* Records
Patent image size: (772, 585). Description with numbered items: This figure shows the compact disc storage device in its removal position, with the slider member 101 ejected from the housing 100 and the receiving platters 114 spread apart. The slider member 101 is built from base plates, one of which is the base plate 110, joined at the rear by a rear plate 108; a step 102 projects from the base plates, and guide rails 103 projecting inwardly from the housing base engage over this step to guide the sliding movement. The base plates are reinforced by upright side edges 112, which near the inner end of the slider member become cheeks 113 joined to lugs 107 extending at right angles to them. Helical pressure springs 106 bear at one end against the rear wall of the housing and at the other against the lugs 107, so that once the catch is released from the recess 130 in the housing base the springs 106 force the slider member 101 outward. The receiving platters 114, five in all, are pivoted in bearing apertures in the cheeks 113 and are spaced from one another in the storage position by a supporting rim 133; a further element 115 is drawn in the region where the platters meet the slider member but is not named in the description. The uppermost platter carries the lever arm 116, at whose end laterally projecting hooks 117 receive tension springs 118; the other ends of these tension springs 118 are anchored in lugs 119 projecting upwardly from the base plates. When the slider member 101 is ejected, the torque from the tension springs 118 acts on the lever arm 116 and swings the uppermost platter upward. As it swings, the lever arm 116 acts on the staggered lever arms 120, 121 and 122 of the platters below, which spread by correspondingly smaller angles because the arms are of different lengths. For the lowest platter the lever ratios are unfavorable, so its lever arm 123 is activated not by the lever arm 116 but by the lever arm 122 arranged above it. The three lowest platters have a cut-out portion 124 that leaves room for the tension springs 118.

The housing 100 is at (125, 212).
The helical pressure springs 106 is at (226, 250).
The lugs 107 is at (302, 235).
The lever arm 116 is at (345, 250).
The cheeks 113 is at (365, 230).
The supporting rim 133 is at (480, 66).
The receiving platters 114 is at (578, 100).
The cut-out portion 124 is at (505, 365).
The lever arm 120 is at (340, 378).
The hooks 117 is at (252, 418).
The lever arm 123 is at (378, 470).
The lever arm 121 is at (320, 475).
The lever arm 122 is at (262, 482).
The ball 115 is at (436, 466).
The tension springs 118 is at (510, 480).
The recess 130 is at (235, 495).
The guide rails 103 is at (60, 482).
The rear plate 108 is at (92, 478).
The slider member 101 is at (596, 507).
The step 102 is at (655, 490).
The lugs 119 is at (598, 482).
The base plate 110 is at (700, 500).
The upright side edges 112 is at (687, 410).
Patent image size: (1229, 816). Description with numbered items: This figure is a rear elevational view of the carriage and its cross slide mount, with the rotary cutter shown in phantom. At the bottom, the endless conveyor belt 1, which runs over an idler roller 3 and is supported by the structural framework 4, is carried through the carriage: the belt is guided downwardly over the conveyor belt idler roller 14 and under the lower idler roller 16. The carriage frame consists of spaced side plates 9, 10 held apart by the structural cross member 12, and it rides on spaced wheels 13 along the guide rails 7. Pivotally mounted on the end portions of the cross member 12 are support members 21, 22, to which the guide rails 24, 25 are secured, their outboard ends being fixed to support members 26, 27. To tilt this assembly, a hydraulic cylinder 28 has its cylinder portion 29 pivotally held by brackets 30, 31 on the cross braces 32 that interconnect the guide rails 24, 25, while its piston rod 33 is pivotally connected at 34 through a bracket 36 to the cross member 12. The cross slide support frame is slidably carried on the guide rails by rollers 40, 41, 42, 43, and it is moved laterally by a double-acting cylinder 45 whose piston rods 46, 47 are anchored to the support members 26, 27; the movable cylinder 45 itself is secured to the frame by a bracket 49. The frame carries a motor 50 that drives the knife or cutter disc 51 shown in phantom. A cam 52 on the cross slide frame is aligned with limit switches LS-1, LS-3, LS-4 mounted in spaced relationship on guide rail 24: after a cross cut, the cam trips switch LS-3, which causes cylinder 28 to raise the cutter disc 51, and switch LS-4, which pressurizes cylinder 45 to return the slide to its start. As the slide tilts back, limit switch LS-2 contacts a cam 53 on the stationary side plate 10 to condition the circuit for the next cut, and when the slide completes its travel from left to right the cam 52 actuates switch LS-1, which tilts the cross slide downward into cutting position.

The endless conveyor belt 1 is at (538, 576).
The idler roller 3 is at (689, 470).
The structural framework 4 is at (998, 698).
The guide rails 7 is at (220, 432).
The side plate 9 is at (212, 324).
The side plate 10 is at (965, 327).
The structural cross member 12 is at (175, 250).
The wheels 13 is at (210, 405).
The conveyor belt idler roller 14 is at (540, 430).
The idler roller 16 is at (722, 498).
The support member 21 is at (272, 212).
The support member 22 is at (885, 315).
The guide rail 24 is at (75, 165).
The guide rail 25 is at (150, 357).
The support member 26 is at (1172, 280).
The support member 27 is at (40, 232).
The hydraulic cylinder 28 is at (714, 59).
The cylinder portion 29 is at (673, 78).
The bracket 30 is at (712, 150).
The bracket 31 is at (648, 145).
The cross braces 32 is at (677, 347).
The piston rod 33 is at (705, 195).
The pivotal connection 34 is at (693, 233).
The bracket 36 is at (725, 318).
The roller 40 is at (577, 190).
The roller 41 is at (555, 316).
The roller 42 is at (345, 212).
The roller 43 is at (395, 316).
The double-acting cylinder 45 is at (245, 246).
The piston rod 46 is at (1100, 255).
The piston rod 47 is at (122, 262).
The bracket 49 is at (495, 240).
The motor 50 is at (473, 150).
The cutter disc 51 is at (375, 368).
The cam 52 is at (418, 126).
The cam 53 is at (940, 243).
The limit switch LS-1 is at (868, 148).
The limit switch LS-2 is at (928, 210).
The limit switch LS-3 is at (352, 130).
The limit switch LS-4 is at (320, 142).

* Exercise description
Duplicate every line of the records above without any change.

* Result of this task
Patent image size: (772, 585). Description with numbered items: This figure shows the compact disc storage device in its removal position, with the slider member 101 ejected from the housing 100 and the receiving platters 114 spread apart. The slider member 101 is built from base plates, one of which is the base plate 110, joined at the rear by a rear plate 108; a step 102 projects from the base plates, and guide rails 103 projecting inwardly from the housing base engage over this step to guide the sliding movement. The base plates are reinforced by upright side edges 112, which near the inner end of the slider member become cheeks 113 joined to lugs 107 extending at right angles to them. Helical pressure springs 106 bear at one end against the rear wall of the housing and at the other against the lugs 107, so that once the catch is released from the recess 130 in the housing base the springs 106 force the slider member 101 outward. The receiving platters 114, five in all, are pivoted in bearing apertures in the cheeks 113 and are spaced from one another in the storage position by a supporting rim 133; a further element 115 is drawn in the region where the platters meet the slider member but is not named in the description. The uppermost platter carries the lever arm 116, at whose end laterally projecting hooks 117 receive tension springs 118; the other ends of these tension springs 118 are anchored in lugs 119 projecting upwardly from the base plates. When the slider member 101 is ejected, the torque from the tension springs 118 acts on the lever arm 116 and swings the uppermost platter upward. As it swings, the lever arm 116 acts on the staggered lever arms 120, 121 and 122 of the platters below, which spread by correspondingly smaller angles because the arms are of different lengths. For the lowest platter the lever ratios are unfavorable, so its lever arm 123 is activated not by the lever arm 116 but by the lever arm 122 arranged above it. The three lowest platters have a cut-out portion 124 that leaves room for the tension springs 118.

The housing 100 is at (125, 212).
The helical pressure springs 106 is at (226, 250).
The lugs 107 is at (302, 235).
The lever arm 116 is at (345, 250).
The cheeks 113 is at (365, 230).
The supporting rim 133 is at (480, 66).
The receiving platters 114 is at (578, 100).
The cut-out portion 124 is at (505, 365).
The lever arm 120 is at (340, 378).
The hooks 117 is at (252, 418).
The lever arm 123 is at (378, 470).
The lever arm 121 is at (320, 475).
The lever arm 122 is at (262, 482).
The ball 115 is at (436, 466).
The tension springs 118 is at (510, 480).
The recess 130 is at (235, 495).
The guide rails 103 is at (60, 482).
The rear plate 108 is at (92, 478).
The slider member 101 is at (596, 507).
The step 102 is at (655, 490).
The lugs 119 is at (598, 482).
The base plate 110 is at (700, 500).
The upright side edges 112 is at (687, 410).
Patent image size: (1229, 816). Description with numbered items: This figure is a rear elevational view of the carriage and its cross slide mount, with the rotary cutter shown in phantom. At the bottom, the endless conveyor belt 1, which runs over an idler roller 3 and is supported by the structural framework 4, is carried through the carriage: the belt is guided downwardly over the conveyor belt idler roller 14 and under the lower idler roller 16. The carriage frame consists of spaced side plates 9, 10 held apart by the structural cross member 12, and it rides on spaced wheels 13 along the guide rails 7. Pivotally mounted on the end portions of the cross member 12 are support members 21, 22, to which the guide rails 24, 25 are secured, their outboard ends being fixed to support members 26, 27. To tilt this assembly, a hydraulic cylinder 28 has its cylinder portion 29 pivotally held by brackets 30, 31 on the cross braces 32 that interconnect the guide rails 24, 25, while its piston rod 33 is pivotally connected at 34 through a bracket 36 to the cross member 12. The cross slide support frame is slidably carried on the guide rails by rollers 40, 41, 42, 43, and it is moved laterally by a double-acting cylinder 45 whose piston rods 46, 47 are anchored to the support members 26, 27; the movable cylinder 45 itself is secured to the frame by a bracket 49. The frame carries a motor 50 that drives the knife or cutter disc 51 shown in phantom. A cam 52 on the cross slide frame is aligned with limit switches LS-1, LS-3, LS-4 mounted in spaced relationship on guide rail 24: after a cross cut, the cam trips switch LS-3, which causes cylinder 28 to raise the cutter disc 51, and switch LS-4, which pressurizes cylinder 45 to return the slide to its start. As the slide tilts back, limit switch LS-2 contacts a cam 53 on the stationary side plate 10 to condition the circuit for the next cut, and when the slide completes its travel from left to right the cam 52 actuates switch LS-1, which tilts the cross slide downward into cutting position.

The endless conveyor belt 1 is at (538, 576).
The idler roller 3 is at (689, 470).
The structural framework 4 is at (998, 698).
The guide rails 7 is at (220, 432).
The side plate 9 is at (212, 324).
The side plate 10 is at (965, 327).
The structural cross member 12 is at (175, 250).
The wheels 13 is at (210, 405).
The conveyor belt idler roller 14 is at (540, 430).
The idler roller 16 is at (722, 498).
The support member 21 is at (272, 212).
The support member 22 is at (885, 315).
The guide rail 24 is at (75, 165).
The guide rail 25 is at (150, 357).
The support member 26 is at (1172, 280).
The support member 27 is at (40, 232).
The hydraulic cylinder 28 is at (714, 59).
The cylinder portion 29 is at (673, 78).
The bracket 30 is at (712, 150).
The bracket 31 is at (648, 145).
The cross braces 32 is at (677, 347).
The piston rod 33 is at (705, 195).
The pivotal connection 34 is at (693, 233).
The bracket 36 is at (725, 318).
The roller 40 is at (577, 190).
The roller 41 is at (555, 316).
The roller 42 is at (345, 212).
The roller 43 is at (395, 316).
The double-acting cylinder 45 is at (245, 246).
The piston rod 46 is at (1100, 255).
The piston rod 47 is at (122, 262).
The bracket 49 is at (495, 240).
The motor 50 is at (473, 150).
The cutter disc 51 is at (375, 368).
The cam 52 is at (418, 126).
The cam 53 is at (940, 243).
The limit switch LS-1 is at (868, 148).
The limit switch LS-2 is at (928, 210).
The limit switch LS-3 is at (352, 130).
The limit switch LS-4 is at (320, 142).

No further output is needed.